**JOB:** Give the data again exactly as written, skipping any pictures.

**RECORD LIST:**
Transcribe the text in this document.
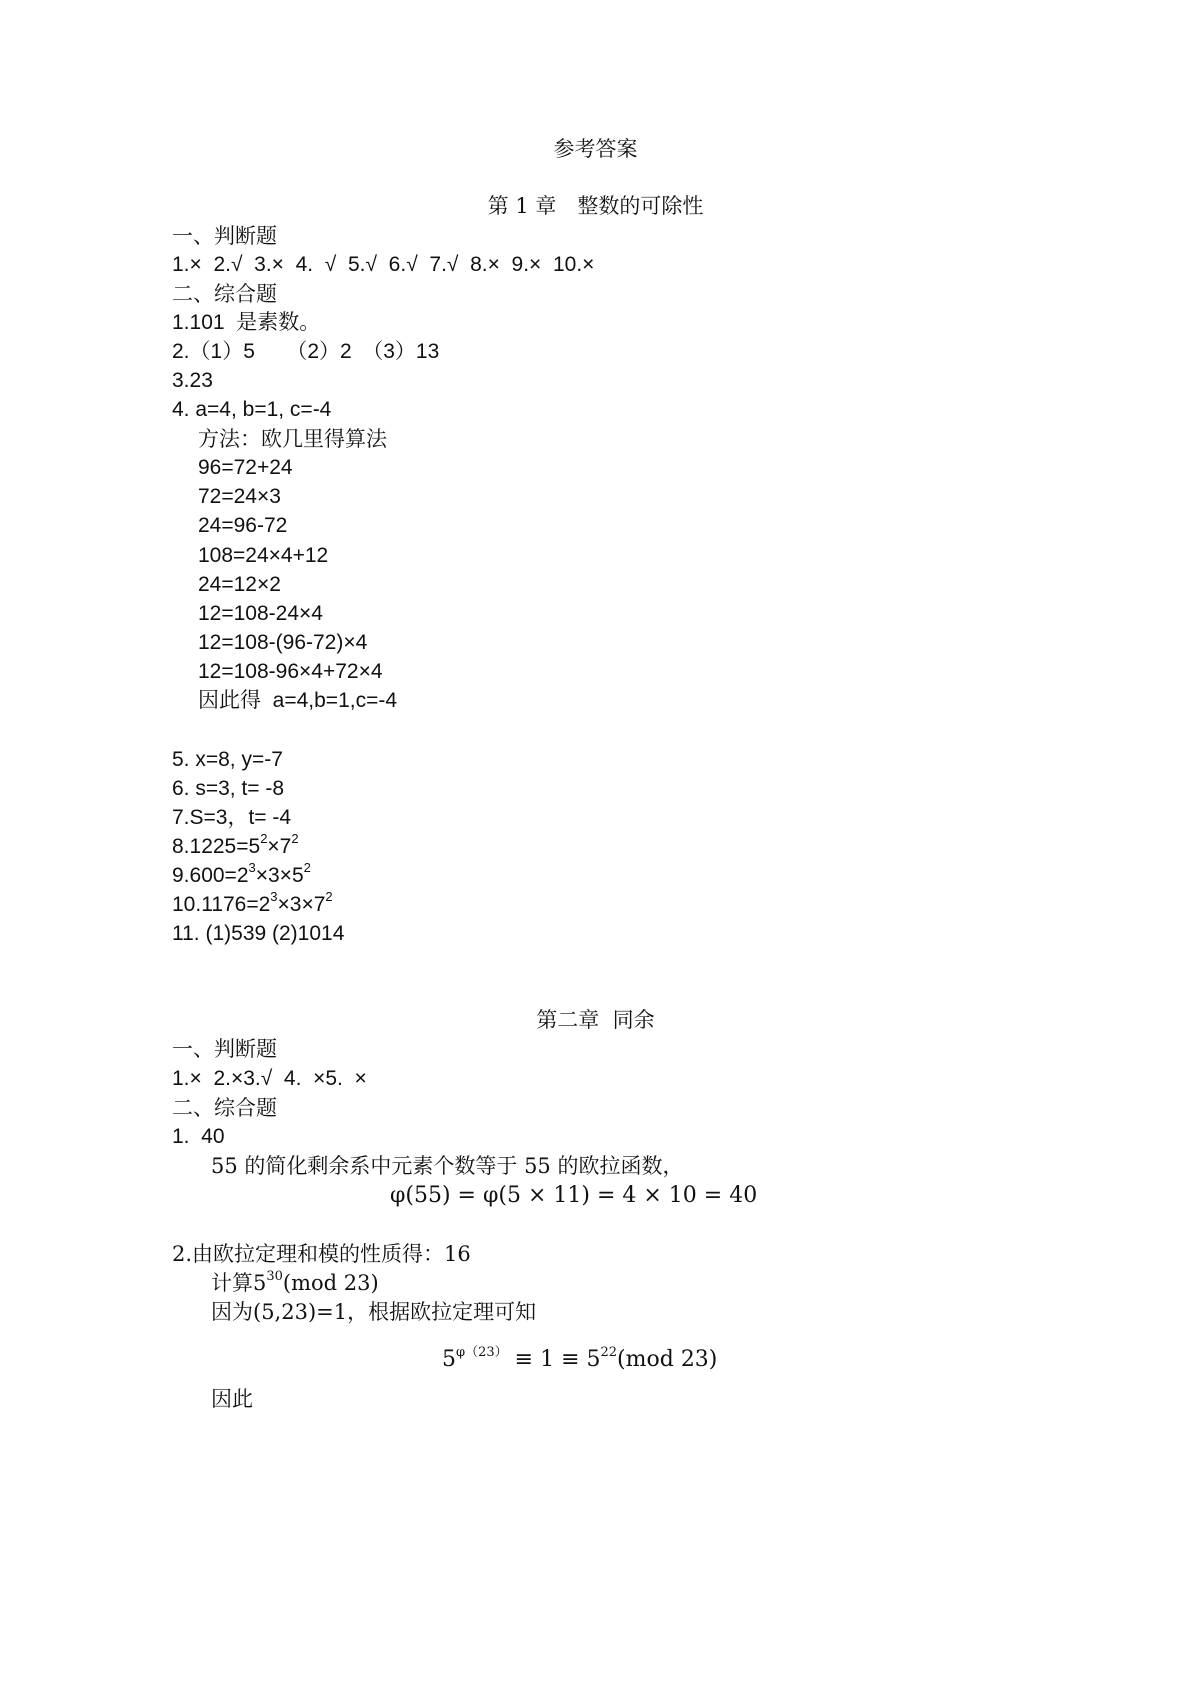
参考答案
第 1 章　整数的可除性
一、判断题
1.×  2.√  3.×  4.  √  5.√  6.√  7.√  8.×  9.×  10.×
二、综合题
1.101  是素数。
2.（1）5　　（2）2　（3）13
3.23
4. a=4, b=1, c=-4
方法：欧几里得算法
96=72+24
72=24×3
24=96-72
108=24×4+12
24=12×2
12=108-24×4
12=108-(96-72)×4
12=108-96×4+72×4
因此得  a=4,b=1,c=-4
5. x=8, y=-7
6. s=3, t= -8
7.S=3，t= -4
$8.1225=5^2\times 7^2$
$9.600=2^3\times 3\times 5^2$
$10.1176=2^3\times 3\times 7^2$
11. (1)539 (2)1014
第二章  同余
一、判断题
1.×  2.×3.√  4.  ×5.  ×
二、综合题
1.  40
55 的简化剩余系中元素个数等于 55 的欧拉函数，
φ(55) = φ(5 × 11) = 4 × 10 = 40
2.由欧拉定理和模的性质得：16
计算$5^{30}(mod$ 23)
因为(5,23)=1，根据欧拉定理可知
$5^{\varphi(23)} \equiv 1 \equiv 5^{22}(mod$ 23)
因此
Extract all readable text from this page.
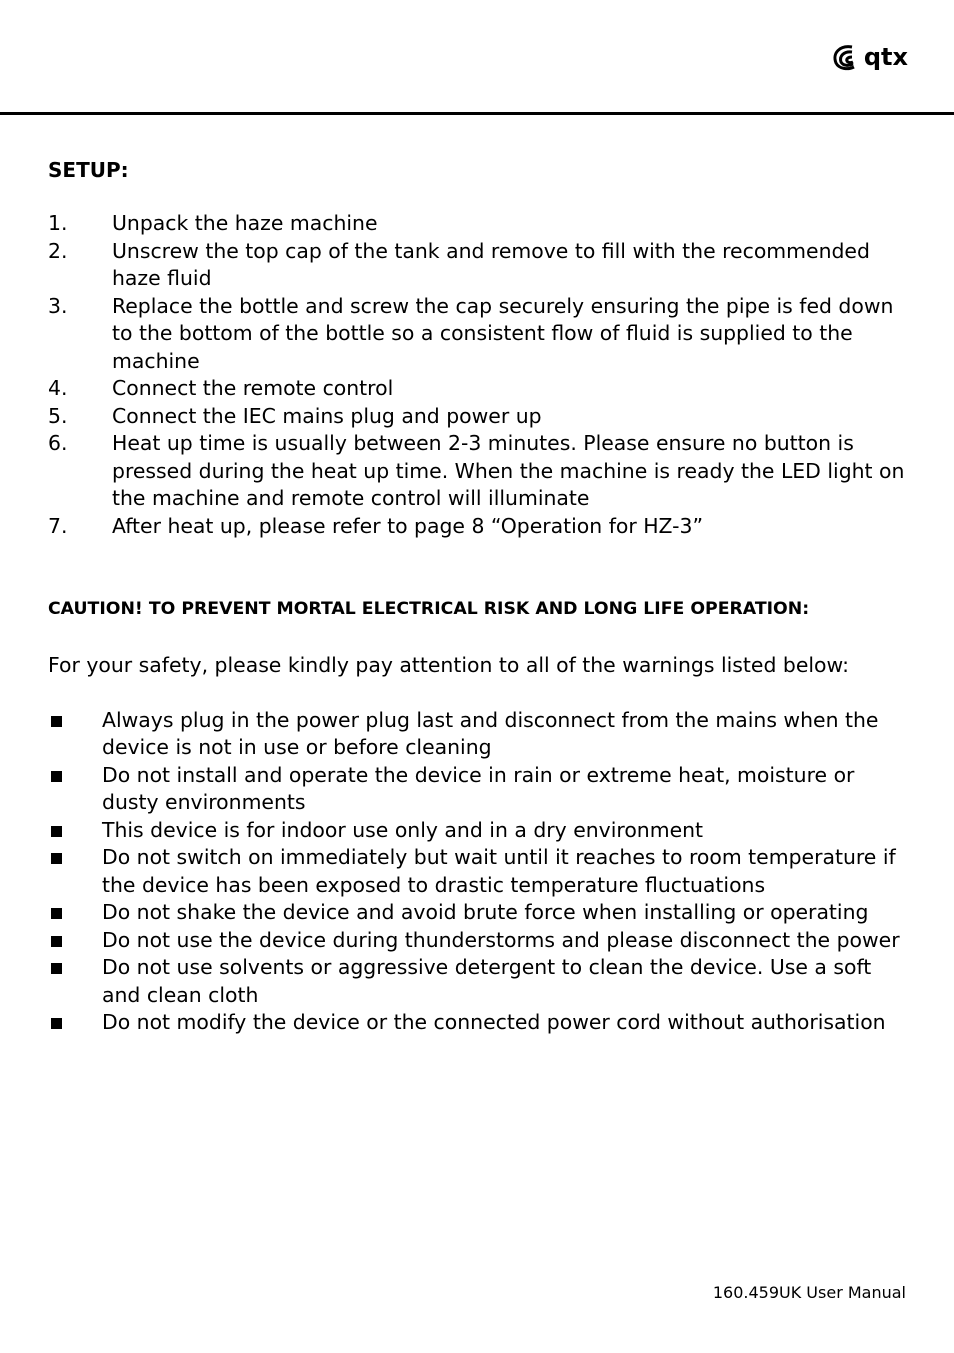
qtx
SETUP:
1. Unpack the haze machine
2. Unscrew the top cap of the tank and remove to fill with the recommended haze fluid
3. Replace the bottle and screw the cap securely ensuring the pipe is fed down to the bottom of the bottle so a consistent flow of fluid is supplied to the machine
4. Connect the remote control
5. Connect the IEC mains plug and power up
6. Heat up time is usually between 2-3 minutes. Please ensure no button is pressed during the heat up time. When the machine is ready the LED light on the machine and remote control will illuminate
7. After heat up, please refer to page 8 “Operation for HZ-3”
CAUTION! TO PREVENT MORTAL ELECTRICAL RISK AND LONG LIFE OPERATION:

For your safety, please kindly pay attention to all of the warnings listed below:

Always plug in the power plug last and disconnect from the mains when the device is not in use or before cleaning
Do not install and operate the device in rain or extreme heat, moisture or dusty environments
This device is for indoor use only and in a dry environment
Do not switch on immediately but wait until it reaches to room temperature if the device has been exposed to drastic temperature fluctuations
Do not shake the device and avoid brute force when installing or operating
Do not use the device during thunderstorms and please disconnect the power
Do not use solvents or aggressive detergent to clean the device. Use a soft and clean cloth
Do not modify the device or the connected power cord without authorisation
160.459UK User Manual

**WRITTEN RESPONSE:**
Transcribe the text in this document.
参考答案
第 1 章　整数的可除性
一、判断题
1.×  2.√  3.×  4.  √  5.√  6.√  7.√  8.×  9.×  10.×
二、综合题
1.101  是素数。
2.（1）5　　（2）2　（3）13
3.23
4. a=4, b=1, c=-4
方法：欧几里得算法
96=72+24
72=24×3
24=96-72
108=24×4+12
24=12×2
12=108-24×4
12=108-(96-72)×4
12=108-96×4+72×4
因此得  a=4,b=1,c=-4
5. x=8, y=-7
6. s=3, t= -8
7.S=3，t= -4
$8.1225=5^2\times 7^2$
$9.600=2^3\times 3\times 5^2$
$10.1176=2^3\times 3\times 7^2$
11. (1)539 (2)1014
第二章  同余
一、判断题
1.×  2.×3.√  4.  ×5.  ×
二、综合题
1.  40
55 的简化剩余系中元素个数等于 55 的欧拉函数，
φ(55) = φ(5 × 11) = 4 × 10 = 40
2.由欧拉定理和模的性质得：16
计算$5^{30}(mod$ 23)
因为(5,23)=1，根据欧拉定理可知
$5^{\varphi(23)} \equiv 1 \equiv 5^{22}(mod$ 23)
因此
Extract all readable text from this page.
qtx
SETUP:
1. Unpack the haze machine
2. Unscrew the top cap of the tank and remove to fill with the recommended haze fluid
3. Replace the bottle and screw the cap securely ensuring the pipe is fed down to the bottom of the bottle so a consistent flow of fluid is supplied to the machine
4. Connect the remote control
5. Connect the IEC mains plug and power up
6. Heat up time is usually between 2-3 minutes. Please ensure no button is pressed during the heat up time. When the machine is ready the LED light on the machine and remote control will illuminate
7. After heat up, please refer to page 8 “Operation for HZ-3”
CAUTION! TO PREVENT MORTAL ELECTRICAL RISK AND LONG LIFE OPERATION:

For your safety, please kindly pay attention to all of the warnings listed below:

Always plug in the power plug last and disconnect from the mains when the device is not in use or before cleaning
Do not install and operate the device in rain or extreme heat, moisture or dusty environments
This device is for indoor use only and in a dry environment
Do not switch on immediately but wait until it reaches to room temperature if the device has been exposed to drastic temperature fluctuations
Do not shake the device and avoid brute force when installing or operating
Do not use the device during thunderstorms and please disconnect the power
Do not use solvents or aggressive detergent to clean the device. Use a soft and clean cloth
Do not modify the device or the connected power cord without authorisation
160.459UK User Manual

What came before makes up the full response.